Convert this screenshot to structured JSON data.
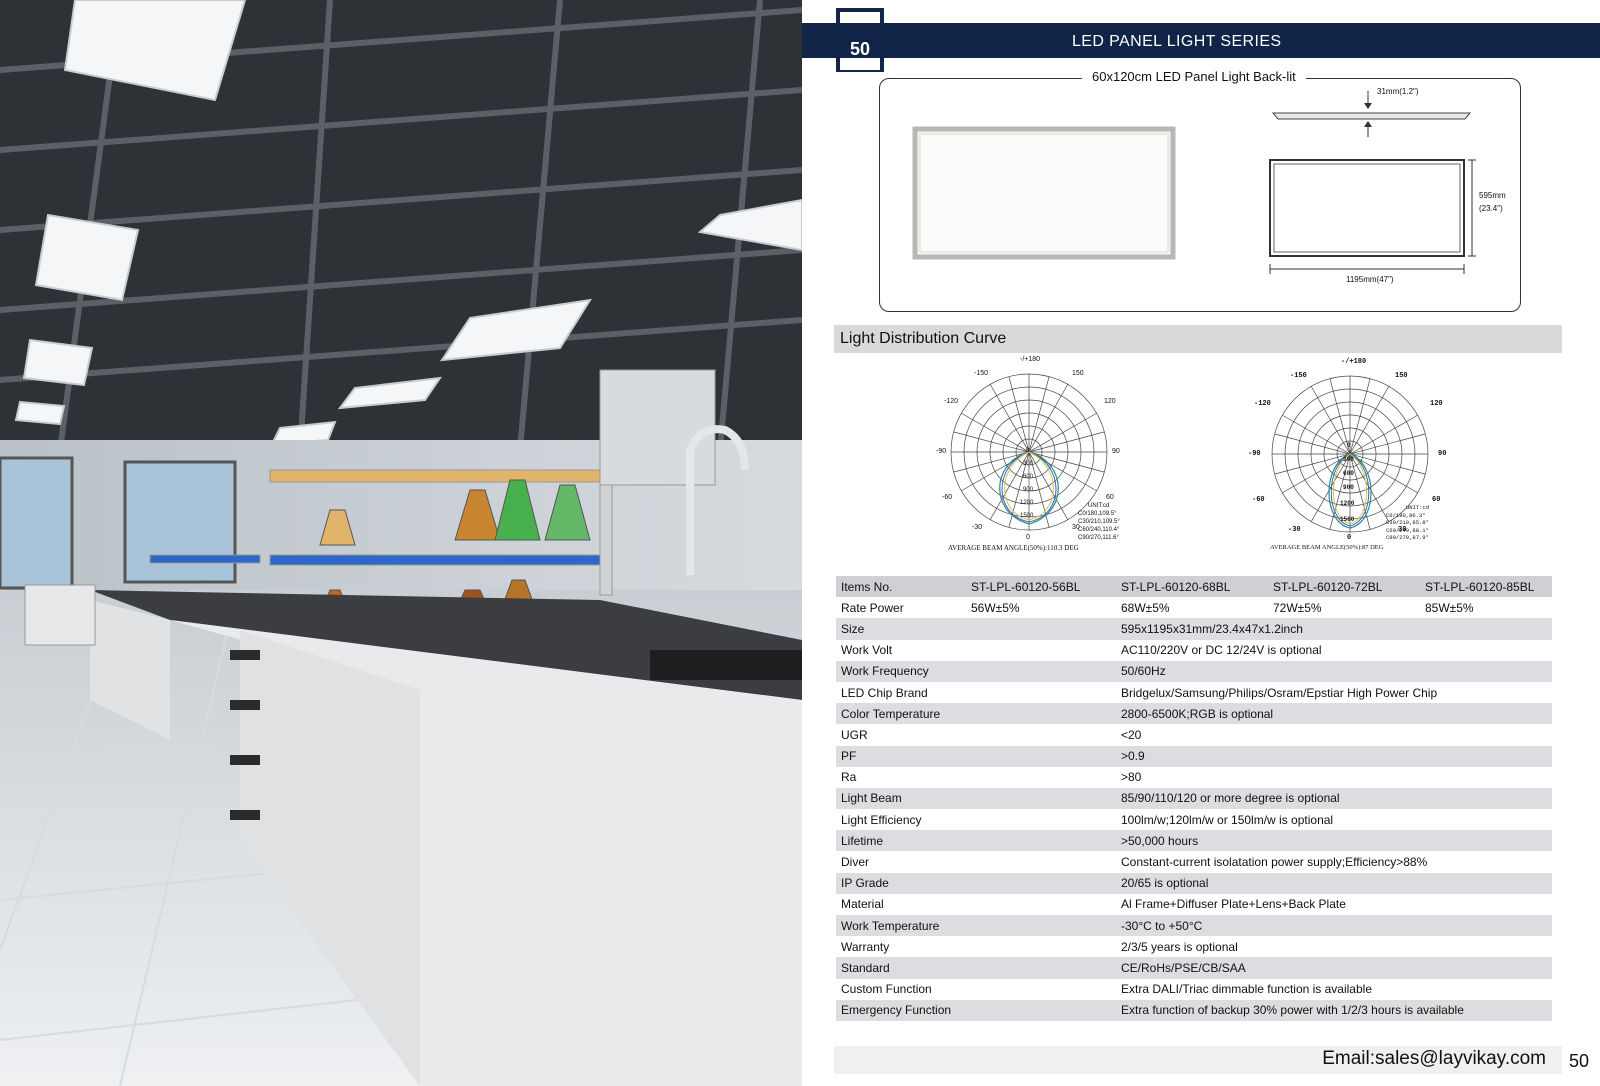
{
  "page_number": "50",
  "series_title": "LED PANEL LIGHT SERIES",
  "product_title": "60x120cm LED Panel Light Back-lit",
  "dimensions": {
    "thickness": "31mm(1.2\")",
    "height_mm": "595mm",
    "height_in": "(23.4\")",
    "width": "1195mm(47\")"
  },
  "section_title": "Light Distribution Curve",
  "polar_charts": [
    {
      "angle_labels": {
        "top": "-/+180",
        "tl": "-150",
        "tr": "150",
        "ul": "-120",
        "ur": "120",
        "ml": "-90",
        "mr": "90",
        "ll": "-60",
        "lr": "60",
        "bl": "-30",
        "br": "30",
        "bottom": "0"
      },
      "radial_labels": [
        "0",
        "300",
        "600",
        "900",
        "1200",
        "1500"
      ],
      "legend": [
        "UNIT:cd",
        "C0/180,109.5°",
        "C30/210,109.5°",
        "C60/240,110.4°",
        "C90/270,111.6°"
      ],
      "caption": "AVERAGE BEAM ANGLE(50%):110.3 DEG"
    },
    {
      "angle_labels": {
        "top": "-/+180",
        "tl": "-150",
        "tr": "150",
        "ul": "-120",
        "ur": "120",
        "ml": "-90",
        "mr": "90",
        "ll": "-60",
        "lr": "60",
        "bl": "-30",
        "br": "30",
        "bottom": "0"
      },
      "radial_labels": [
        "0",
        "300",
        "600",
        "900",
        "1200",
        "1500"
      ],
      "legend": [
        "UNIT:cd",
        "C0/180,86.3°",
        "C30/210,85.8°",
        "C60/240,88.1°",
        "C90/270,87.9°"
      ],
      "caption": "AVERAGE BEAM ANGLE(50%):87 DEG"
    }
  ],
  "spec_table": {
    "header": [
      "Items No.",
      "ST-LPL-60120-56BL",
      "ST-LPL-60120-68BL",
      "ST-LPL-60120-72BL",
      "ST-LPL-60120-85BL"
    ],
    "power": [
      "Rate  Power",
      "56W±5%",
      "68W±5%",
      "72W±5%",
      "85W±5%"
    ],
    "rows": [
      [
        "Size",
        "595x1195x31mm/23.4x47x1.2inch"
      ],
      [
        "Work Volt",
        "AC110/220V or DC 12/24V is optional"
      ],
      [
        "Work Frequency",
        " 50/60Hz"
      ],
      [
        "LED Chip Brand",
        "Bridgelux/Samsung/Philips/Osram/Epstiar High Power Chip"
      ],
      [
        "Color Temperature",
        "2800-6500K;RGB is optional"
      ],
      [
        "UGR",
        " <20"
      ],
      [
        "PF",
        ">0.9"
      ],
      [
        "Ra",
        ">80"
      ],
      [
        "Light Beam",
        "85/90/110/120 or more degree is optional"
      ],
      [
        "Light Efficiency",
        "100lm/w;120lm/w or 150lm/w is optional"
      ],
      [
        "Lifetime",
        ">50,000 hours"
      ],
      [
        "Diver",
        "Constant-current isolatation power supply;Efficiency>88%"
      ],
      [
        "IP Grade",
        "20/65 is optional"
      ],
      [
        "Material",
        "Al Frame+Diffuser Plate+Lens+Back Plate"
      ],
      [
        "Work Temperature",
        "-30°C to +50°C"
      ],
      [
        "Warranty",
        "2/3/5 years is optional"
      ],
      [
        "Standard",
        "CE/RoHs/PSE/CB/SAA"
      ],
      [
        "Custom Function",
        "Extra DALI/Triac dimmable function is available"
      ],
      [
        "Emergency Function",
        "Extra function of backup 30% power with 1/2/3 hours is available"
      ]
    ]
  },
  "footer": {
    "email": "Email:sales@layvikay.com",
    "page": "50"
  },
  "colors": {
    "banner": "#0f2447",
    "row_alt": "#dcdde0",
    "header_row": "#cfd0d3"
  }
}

--------------------

- [What you have to do]
Give all the lines above again, character for character, without pictures.

- [Task output]
Convert this screenshot to structured JSON data.
{
  "page_number": "50",
  "series_title": "LED PANEL LIGHT SERIES",
  "product_title": "60x120cm LED Panel Light Back-lit",
  "dimensions": {
    "thickness": "31mm(1.2\")",
    "height_mm": "595mm",
    "height_in": "(23.4\")",
    "width": "1195mm(47\")"
  },
  "section_title": "Light Distribution Curve",
  "polar_charts": [
    {
      "angle_labels": {
        "top": "-/+180",
        "tl": "-150",
        "tr": "150",
        "ul": "-120",
        "ur": "120",
        "ml": "-90",
        "mr": "90",
        "ll": "-60",
        "lr": "60",
        "bl": "-30",
        "br": "30",
        "bottom": "0"
      },
      "radial_labels": [
        "0",
        "300",
        "600",
        "900",
        "1200",
        "1500"
      ],
      "legend": [
        "UNIT:cd",
        "C0/180,109.5°",
        "C30/210,109.5°",
        "C60/240,110.4°",
        "C90/270,111.6°"
      ],
      "caption": "AVERAGE BEAM ANGLE(50%):110.3 DEG"
    },
    {
      "angle_labels": {
        "top": "-/+180",
        "tl": "-150",
        "tr": "150",
        "ul": "-120",
        "ur": "120",
        "ml": "-90",
        "mr": "90",
        "ll": "-60",
        "lr": "60",
        "bl": "-30",
        "br": "30",
        "bottom": "0"
      },
      "radial_labels": [
        "0",
        "300",
        "600",
        "900",
        "1200",
        "1500"
      ],
      "legend": [
        "UNIT:cd",
        "C0/180,86.3°",
        "C30/210,85.8°",
        "C60/240,88.1°",
        "C90/270,87.9°"
      ],
      "caption": "AVERAGE BEAM ANGLE(50%):87 DEG"
    }
  ],
  "spec_table": {
    "header": [
      "Items No.",
      "ST-LPL-60120-56BL",
      "ST-LPL-60120-68BL",
      "ST-LPL-60120-72BL",
      "ST-LPL-60120-85BL"
    ],
    "power": [
      "Rate  Power",
      "56W±5%",
      "68W±5%",
      "72W±5%",
      "85W±5%"
    ],
    "rows": [
      [
        "Size",
        "595x1195x31mm/23.4x47x1.2inch"
      ],
      [
        "Work Volt",
        "AC110/220V or DC 12/24V is optional"
      ],
      [
        "Work Frequency",
        " 50/60Hz"
      ],
      [
        "LED Chip Brand",
        "Bridgelux/Samsung/Philips/Osram/Epstiar High Power Chip"
      ],
      [
        "Color Temperature",
        "2800-6500K;RGB is optional"
      ],
      [
        "UGR",
        " <20"
      ],
      [
        "PF",
        ">0.9"
      ],
      [
        "Ra",
        ">80"
      ],
      [
        "Light Beam",
        "85/90/110/120 or more degree is optional"
      ],
      [
        "Light Efficiency",
        "100lm/w;120lm/w or 150lm/w is optional"
      ],
      [
        "Lifetime",
        ">50,000 hours"
      ],
      [
        "Diver",
        "Constant-current isolatation power supply;Efficiency>88%"
      ],
      [
        "IP Grade",
        "20/65 is optional"
      ],
      [
        "Material",
        "Al Frame+Diffuser Plate+Lens+Back Plate"
      ],
      [
        "Work Temperature",
        "-30°C to +50°C"
      ],
      [
        "Warranty",
        "2/3/5 years is optional"
      ],
      [
        "Standard",
        "CE/RoHs/PSE/CB/SAA"
      ],
      [
        "Custom Function",
        "Extra DALI/Triac dimmable function is available"
      ],
      [
        "Emergency Function",
        "Extra function of backup 30% power with 1/2/3 hours is available"
      ]
    ]
  },
  "footer": {
    "email": "Email:sales@layvikay.com",
    "page": "50"
  },
  "colors": {
    "banner": "#0f2447",
    "row_alt": "#dcdde0",
    "header_row": "#cfd0d3"
  }
}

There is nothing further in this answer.